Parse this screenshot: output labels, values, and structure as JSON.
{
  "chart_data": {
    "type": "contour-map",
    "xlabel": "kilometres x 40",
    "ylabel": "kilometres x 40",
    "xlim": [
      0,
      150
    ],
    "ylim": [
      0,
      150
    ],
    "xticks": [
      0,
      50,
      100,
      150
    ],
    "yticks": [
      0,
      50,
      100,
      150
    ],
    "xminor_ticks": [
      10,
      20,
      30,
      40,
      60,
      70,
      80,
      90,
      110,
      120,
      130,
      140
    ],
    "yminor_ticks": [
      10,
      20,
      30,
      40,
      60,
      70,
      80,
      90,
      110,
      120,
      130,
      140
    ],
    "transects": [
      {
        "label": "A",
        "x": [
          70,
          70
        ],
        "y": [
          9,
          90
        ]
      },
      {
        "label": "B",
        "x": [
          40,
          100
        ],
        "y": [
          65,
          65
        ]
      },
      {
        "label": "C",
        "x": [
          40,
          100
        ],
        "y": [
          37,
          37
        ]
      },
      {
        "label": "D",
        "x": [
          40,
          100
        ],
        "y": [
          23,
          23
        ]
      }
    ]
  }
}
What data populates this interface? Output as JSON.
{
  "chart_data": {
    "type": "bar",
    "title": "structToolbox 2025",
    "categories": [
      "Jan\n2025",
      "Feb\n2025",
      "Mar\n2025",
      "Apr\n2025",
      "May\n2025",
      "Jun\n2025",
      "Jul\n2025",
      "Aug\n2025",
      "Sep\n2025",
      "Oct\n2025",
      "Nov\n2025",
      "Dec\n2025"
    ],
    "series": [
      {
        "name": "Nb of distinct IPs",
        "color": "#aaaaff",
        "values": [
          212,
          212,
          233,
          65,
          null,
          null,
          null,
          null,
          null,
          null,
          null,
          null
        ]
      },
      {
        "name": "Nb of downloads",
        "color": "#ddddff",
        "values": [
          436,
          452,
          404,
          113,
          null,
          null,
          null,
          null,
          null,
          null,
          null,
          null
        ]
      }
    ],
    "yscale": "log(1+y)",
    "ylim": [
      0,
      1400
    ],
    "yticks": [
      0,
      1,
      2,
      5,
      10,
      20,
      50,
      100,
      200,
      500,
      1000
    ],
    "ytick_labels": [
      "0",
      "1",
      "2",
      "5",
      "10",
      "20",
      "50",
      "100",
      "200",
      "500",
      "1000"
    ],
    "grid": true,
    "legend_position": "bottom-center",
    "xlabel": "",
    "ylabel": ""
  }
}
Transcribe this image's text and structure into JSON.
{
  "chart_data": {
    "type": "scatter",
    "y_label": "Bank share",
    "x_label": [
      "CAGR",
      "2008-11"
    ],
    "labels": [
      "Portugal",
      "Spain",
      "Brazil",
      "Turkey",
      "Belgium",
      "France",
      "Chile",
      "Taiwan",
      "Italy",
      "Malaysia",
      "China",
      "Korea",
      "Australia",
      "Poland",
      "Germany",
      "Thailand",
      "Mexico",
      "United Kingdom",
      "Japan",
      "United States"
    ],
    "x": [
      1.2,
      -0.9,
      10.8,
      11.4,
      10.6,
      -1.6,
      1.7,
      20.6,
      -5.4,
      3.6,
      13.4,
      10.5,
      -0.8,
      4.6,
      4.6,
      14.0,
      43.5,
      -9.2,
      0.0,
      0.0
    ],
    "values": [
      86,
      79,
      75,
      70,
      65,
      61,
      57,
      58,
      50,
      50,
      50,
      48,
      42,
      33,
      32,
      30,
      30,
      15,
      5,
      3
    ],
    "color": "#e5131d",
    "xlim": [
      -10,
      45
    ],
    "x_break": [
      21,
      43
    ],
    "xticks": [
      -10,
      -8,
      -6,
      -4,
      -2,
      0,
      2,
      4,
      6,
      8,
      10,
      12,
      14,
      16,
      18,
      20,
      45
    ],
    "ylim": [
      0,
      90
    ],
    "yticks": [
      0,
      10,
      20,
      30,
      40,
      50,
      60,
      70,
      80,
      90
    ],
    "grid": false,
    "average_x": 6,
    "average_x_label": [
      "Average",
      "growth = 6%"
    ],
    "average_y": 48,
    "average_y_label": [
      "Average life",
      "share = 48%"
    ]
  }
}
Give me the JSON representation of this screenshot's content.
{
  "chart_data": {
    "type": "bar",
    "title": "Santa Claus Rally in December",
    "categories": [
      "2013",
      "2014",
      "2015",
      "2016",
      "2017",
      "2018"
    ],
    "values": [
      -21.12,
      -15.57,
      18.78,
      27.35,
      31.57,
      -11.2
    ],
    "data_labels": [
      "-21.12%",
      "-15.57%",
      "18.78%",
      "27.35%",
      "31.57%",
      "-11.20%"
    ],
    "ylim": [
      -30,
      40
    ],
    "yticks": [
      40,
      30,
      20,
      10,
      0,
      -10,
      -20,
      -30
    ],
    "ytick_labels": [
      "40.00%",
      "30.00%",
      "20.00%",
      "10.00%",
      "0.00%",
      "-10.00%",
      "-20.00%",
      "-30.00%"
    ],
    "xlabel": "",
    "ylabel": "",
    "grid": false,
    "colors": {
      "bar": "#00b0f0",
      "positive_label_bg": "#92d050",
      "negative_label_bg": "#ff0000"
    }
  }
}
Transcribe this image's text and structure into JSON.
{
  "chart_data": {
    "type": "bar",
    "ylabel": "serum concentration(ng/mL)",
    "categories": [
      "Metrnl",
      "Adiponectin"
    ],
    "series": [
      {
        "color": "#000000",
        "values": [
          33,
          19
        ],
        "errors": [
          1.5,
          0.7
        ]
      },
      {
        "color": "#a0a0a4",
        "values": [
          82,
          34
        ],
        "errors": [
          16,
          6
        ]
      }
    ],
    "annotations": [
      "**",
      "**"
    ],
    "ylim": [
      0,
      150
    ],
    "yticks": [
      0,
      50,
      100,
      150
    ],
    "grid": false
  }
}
*****
Stated goal -
Pick out every line above that holds the word "kilometres" and copy it.

Task answer -
    "xlabel": "kilometres x 40",
    "ylabel": "kilometres x 40",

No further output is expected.